DATA ENTRIES —

━━━━━━━━━━━━━━━━

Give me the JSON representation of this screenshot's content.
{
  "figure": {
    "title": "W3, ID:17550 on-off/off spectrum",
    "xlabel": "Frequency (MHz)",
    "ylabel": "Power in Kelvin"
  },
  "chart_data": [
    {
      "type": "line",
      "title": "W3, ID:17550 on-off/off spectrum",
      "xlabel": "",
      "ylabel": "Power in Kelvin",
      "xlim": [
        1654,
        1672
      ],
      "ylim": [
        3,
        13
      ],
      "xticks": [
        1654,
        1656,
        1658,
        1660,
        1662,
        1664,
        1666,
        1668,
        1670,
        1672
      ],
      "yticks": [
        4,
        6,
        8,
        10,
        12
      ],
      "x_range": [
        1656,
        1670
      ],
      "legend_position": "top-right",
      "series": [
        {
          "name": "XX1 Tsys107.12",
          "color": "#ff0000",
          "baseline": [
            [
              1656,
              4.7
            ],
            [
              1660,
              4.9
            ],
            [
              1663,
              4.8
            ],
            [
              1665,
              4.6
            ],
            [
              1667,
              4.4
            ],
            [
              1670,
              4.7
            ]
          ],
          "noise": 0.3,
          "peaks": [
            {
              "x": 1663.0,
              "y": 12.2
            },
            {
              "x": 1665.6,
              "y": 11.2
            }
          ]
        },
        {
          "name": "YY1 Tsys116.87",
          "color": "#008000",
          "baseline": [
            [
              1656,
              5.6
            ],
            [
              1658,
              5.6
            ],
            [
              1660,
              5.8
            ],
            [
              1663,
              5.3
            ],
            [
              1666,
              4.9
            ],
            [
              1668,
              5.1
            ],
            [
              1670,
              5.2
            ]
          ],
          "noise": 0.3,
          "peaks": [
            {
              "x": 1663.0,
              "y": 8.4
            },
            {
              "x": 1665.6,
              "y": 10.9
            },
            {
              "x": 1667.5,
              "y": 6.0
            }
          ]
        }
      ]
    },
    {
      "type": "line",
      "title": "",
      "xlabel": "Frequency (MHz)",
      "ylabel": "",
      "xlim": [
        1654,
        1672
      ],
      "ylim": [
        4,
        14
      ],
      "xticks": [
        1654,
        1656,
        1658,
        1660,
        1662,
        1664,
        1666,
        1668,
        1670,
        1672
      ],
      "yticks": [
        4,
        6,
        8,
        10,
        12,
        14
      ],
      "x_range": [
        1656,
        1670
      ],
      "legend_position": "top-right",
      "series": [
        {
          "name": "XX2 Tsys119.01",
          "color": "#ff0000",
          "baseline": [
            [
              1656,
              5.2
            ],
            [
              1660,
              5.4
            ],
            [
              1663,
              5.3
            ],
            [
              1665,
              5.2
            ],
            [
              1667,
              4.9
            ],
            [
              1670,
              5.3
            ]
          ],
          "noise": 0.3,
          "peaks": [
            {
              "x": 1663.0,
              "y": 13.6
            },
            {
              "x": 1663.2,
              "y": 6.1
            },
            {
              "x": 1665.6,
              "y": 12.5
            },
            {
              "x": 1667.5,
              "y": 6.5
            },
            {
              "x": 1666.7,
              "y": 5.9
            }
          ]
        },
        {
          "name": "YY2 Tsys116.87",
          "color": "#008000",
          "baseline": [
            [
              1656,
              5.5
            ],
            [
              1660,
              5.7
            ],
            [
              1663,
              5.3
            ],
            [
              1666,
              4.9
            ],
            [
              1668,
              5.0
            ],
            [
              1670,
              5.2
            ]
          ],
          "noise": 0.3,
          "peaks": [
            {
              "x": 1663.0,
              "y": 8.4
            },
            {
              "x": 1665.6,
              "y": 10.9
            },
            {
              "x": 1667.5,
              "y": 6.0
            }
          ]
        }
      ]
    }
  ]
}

━━━━━━━━━━━━━━━━

AIM OF THE EXERCISE — Filter out every line that lacks the word "title", and copy the rest.

SOLUTION FOR THIS PROBLEM —
    "title": "W3, ID:17550 on-off/off spectrum",
      "title": "W3, ID:17550 on-off/off spectrum",
      "title": "",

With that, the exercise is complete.